> **Dataset entries**
○ ○ ○
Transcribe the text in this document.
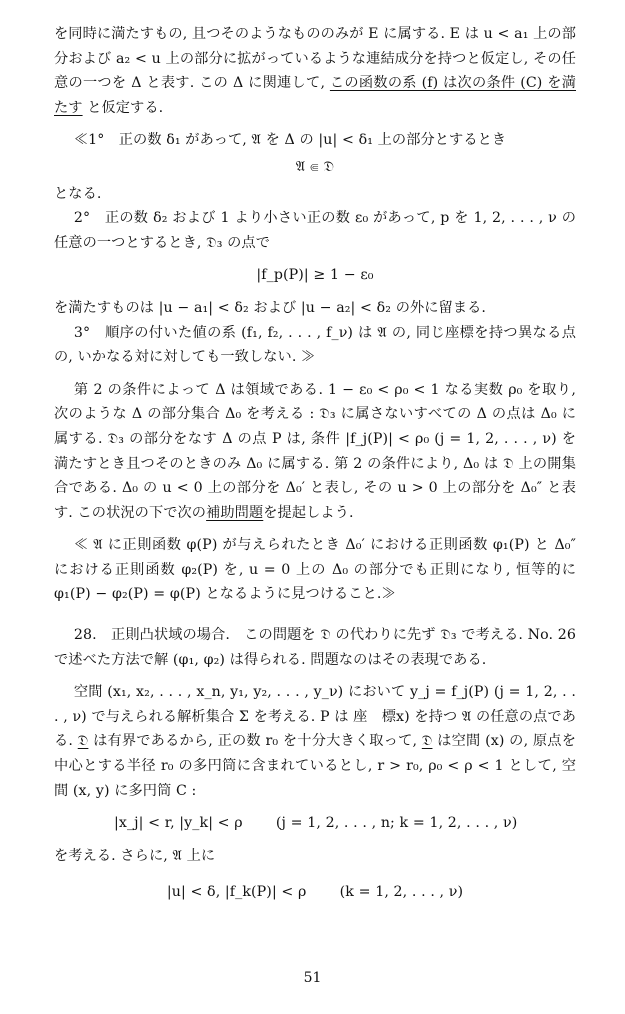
を同時に満たすもの, 且つそのようなもののみが E に属する. E は u < a₁ 上の部分および a₂ < u 上の部分に拡がっているような連結成分を持つと仮定し, その任意の一つを Δ と表す. この Δ に関連して, この函数の系 (f) は次の条件 (C) を満たす と仮定する.

≪1°　正の数 δ₁ があって, 𝔄 を Δ の |u| < δ₁ 上の部分とするとき

𝔄 ⋐ 𝔇

となる.

2°　正の数 δ₂ および 1 より小さい正の数 ε₀ があって, p を 1, 2, . . . , ν の任意の一つとするとき, 𝔇₃ の点で

|f_p(P)| ≥ 1 − ε₀

を満たすものは |u − a₁| < δ₂ および |u − a₂| < δ₂ の外に留まる.

3°　順序の付いた値の系 (f₁, f₂, . . . , f_ν) は 𝔄 の, 同じ座標を持つ異なる点の, いかなる対に対しても一致しない. ≫

第 2 の条件によって Δ は領域である. 1 − ε₀ < ρ₀ < 1 なる実数 ρ₀ を取り, 次のような Δ の部分集合 Δ₀ を考える : 𝔇₃ に属さないすべての Δ の点は Δ₀ に属する. 𝔇₃ の部分をなす Δ の点 P は, 条件 |f_j(P)| < ρ₀ (j = 1, 2, . . . , ν) を満たすとき且つそのときのみ Δ₀ に属する. 第 2 の条件により, Δ₀ は 𝔇 上の開集合である. Δ₀ の u < 0 上の部分を Δ₀′ と表し, その u > 0 上の部分を Δ₀″ と表す. この状況の下で次の補助問題を提起しよう.

≪ 𝔄 に正則函数 φ(P) が与えられたとき Δ₀′ における正則函数 φ₁(P) と Δ₀″ における正則函数 φ₂(P) を, u = 0 上の Δ₀ の部分でも正則になり, 恒等的に φ₁(P) − φ₂(P) = φ(P) となるように見つけること.≫

28.　正則凸状域の場合.　この問題を 𝔇 の代わりに先ず 𝔇₃ で考える. No. 26 で述べた方法で解 (φ₁, φ₂) は得られる. 問題なのはその表現である.

空間 (x₁, x₂, . . . , x_n, y₁, y₂, . . . , y_ν) において y_j = f_j(P) (j = 1, 2, . . . , ν) で与えられる解析集合 Σ を考える. P は 座　標x) を持つ 𝔄 の任意の点である. 𝔇 は有界であるから, 正の数 r₀ を十分大きく取って, 𝔇 は空間 (x) の, 原点を中心とする半径 r₀ の多円筒に含まれているとし, r > r₀, ρ₀ < ρ < 1 として, 空間 (x, y) に多円筒 C :

|x_j| < r, |y_k| < ρ　　 (j = 1, 2, . . . , n; k = 1, 2, . . . , ν)

を考える. さらに, 𝔄 上に

|u| < δ, |f_k(P)| < ρ　　 (k = 1, 2, . . . , ν)
51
○ ○ ○
> **Challenge**
Copy out the listing exactly as it stands, but not the pictures.

> **Problem solution**
Transcribe the text in this document.
を同時に満たすもの, 且つそのようなもののみが E に属する. E は u < a₁ 上の部分および a₂ < u 上の部分に拡がっているような連結成分を持つと仮定し, その任意の一つを Δ と表す. この Δ に関連して, この函数の系 (f) は次の条件 (C) を満たす と仮定する.

≪1°　正の数 δ₁ があって, 𝔄 を Δ の |u| < δ₁ 上の部分とするとき

𝔄 ⋐ 𝔇

となる.

2°　正の数 δ₂ および 1 より小さい正の数 ε₀ があって, p を 1, 2, . . . , ν の任意の一つとするとき, 𝔇₃ の点で

|f_p(P)| ≥ 1 − ε₀

を満たすものは |u − a₁| < δ₂ および |u − a₂| < δ₂ の外に留まる.

3°　順序の付いた値の系 (f₁, f₂, . . . , f_ν) は 𝔄 の, 同じ座標を持つ異なる点の, いかなる対に対しても一致しない. ≫

第 2 の条件によって Δ は領域である. 1 − ε₀ < ρ₀ < 1 なる実数 ρ₀ を取り, 次のような Δ の部分集合 Δ₀ を考える : 𝔇₃ に属さないすべての Δ の点は Δ₀ に属する. 𝔇₃ の部分をなす Δ の点 P は, 条件 |f_j(P)| < ρ₀ (j = 1, 2, . . . , ν) を満たすとき且つそのときのみ Δ₀ に属する. 第 2 の条件により, Δ₀ は 𝔇 上の開集合である. Δ₀ の u < 0 上の部分を Δ₀′ と表し, その u > 0 上の部分を Δ₀″ と表す. この状況の下で次の補助問題を提起しよう.

≪ 𝔄 に正則函数 φ(P) が与えられたとき Δ₀′ における正則函数 φ₁(P) と Δ₀″ における正則函数 φ₂(P) を, u = 0 上の Δ₀ の部分でも正則になり, 恒等的に φ₁(P) − φ₂(P) = φ(P) となるように見つけること.≫

28.　正則凸状域の場合.　この問題を 𝔇 の代わりに先ず 𝔇₃ で考える. No. 26 で述べた方法で解 (φ₁, φ₂) は得られる. 問題なのはその表現である.

空間 (x₁, x₂, . . . , x_n, y₁, y₂, . . . , y_ν) において y_j = f_j(P) (j = 1, 2, . . . , ν) で与えられる解析集合 Σ を考える. P は 座　標x) を持つ 𝔄 の任意の点である. 𝔇 は有界であるから, 正の数 r₀ を十分大きく取って, 𝔇 は空間 (x) の, 原点を中心とする半径 r₀ の多円筒に含まれているとし, r > r₀, ρ₀ < ρ < 1 として, 空間 (x, y) に多円筒 C :

|x_j| < r, |y_k| < ρ　　 (j = 1, 2, . . . , n; k = 1, 2, . . . , ν)

を考える. さらに, 𝔄 上に

|u| < δ, |f_k(P)| < ρ　　 (k = 1, 2, . . . , ν)
51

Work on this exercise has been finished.